### TASK
Copy out each line of the material below with no changes.

### RECORDS SUPPLIED
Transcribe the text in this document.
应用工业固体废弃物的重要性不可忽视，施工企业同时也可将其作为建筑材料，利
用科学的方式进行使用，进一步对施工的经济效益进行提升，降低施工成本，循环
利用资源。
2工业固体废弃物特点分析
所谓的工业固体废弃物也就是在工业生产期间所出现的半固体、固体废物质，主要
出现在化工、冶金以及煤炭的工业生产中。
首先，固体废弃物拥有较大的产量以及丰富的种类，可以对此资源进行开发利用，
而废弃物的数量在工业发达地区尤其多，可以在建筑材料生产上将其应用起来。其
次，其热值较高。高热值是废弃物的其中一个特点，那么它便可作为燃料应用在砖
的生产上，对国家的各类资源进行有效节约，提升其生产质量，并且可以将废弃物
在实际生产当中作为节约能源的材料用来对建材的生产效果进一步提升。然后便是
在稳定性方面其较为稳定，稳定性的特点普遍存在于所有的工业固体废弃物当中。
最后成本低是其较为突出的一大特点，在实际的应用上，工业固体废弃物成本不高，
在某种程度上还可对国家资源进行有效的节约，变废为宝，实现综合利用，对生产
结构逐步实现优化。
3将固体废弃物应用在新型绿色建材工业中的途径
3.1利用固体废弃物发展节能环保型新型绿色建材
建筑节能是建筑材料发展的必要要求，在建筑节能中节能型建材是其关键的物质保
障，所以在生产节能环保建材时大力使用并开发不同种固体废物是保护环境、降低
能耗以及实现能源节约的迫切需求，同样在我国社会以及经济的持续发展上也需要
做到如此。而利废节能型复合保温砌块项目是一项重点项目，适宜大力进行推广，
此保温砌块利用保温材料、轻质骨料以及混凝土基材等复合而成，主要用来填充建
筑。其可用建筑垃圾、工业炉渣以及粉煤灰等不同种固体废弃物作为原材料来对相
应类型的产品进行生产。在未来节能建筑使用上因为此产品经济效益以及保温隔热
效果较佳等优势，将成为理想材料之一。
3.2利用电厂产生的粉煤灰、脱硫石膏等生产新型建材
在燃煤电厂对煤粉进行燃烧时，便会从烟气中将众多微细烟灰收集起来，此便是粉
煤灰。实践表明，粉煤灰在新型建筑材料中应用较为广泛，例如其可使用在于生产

### REPLY TO THE TASK
Transcribe the text in this document.
应用工业固体废弃物的重要性不可忽视，施工企业同时也可将其作为建筑材料，利
用科学的方式进行使用，进一步对施工的经济效益进行提升，降低施工成本，循环
利用资源。
2工业固体废弃物特点分析
所谓的工业固体废弃物也就是在工业生产期间所出现的半固体、固体废物质，主要
出现在化工、冶金以及煤炭的工业生产中。
首先，固体废弃物拥有较大的产量以及丰富的种类，可以对此资源进行开发利用，
而废弃物的数量在工业发达地区尤其多，可以在建筑材料生产上将其应用起来。其
次，其热值较高。高热值是废弃物的其中一个特点，那么它便可作为燃料应用在砖
的生产上，对国家的各类资源进行有效节约，提升其生产质量，并且可以将废弃物
在实际生产当中作为节约能源的材料用来对建材的生产效果进一步提升。然后便是
在稳定性方面其较为稳定，稳定性的特点普遍存在于所有的工业固体废弃物当中。
最后成本低是其较为突出的一大特点，在实际的应用上，工业固体废弃物成本不高，
在某种程度上还可对国家资源进行有效的节约，变废为宝，实现综合利用，对生产
结构逐步实现优化。
3将固体废弃物应用在新型绿色建材工业中的途径
3.1利用固体废弃物发展节能环保型新型绿色建材
建筑节能是建筑材料发展的必要要求，在建筑节能中节能型建材是其关键的物质保
障，所以在生产节能环保建材时大力使用并开发不同种固体废物是保护环境、降低
能耗以及实现能源节约的迫切需求，同样在我国社会以及经济的持续发展上也需要
做到如此。而利废节能型复合保温砌块项目是一项重点项目，适宜大力进行推广，
此保温砌块利用保温材料、轻质骨料以及混凝土基材等复合而成，主要用来填充建
筑。其可用建筑垃圾、工业炉渣以及粉煤灰等不同种固体废弃物作为原材料来对相
应类型的产品进行生产。在未来节能建筑使用上因为此产品经济效益以及保温隔热
效果较佳等优势，将成为理想材料之一。
3.2利用电厂产生的粉煤灰、脱硫石膏等生产新型建材
在燃煤电厂对煤粉进行燃烧时，便会从烟气中将众多微细烟灰收集起来，此便是粉
煤灰。实践表明，粉煤灰在新型建筑材料中应用较为广泛，例如其可使用在于生产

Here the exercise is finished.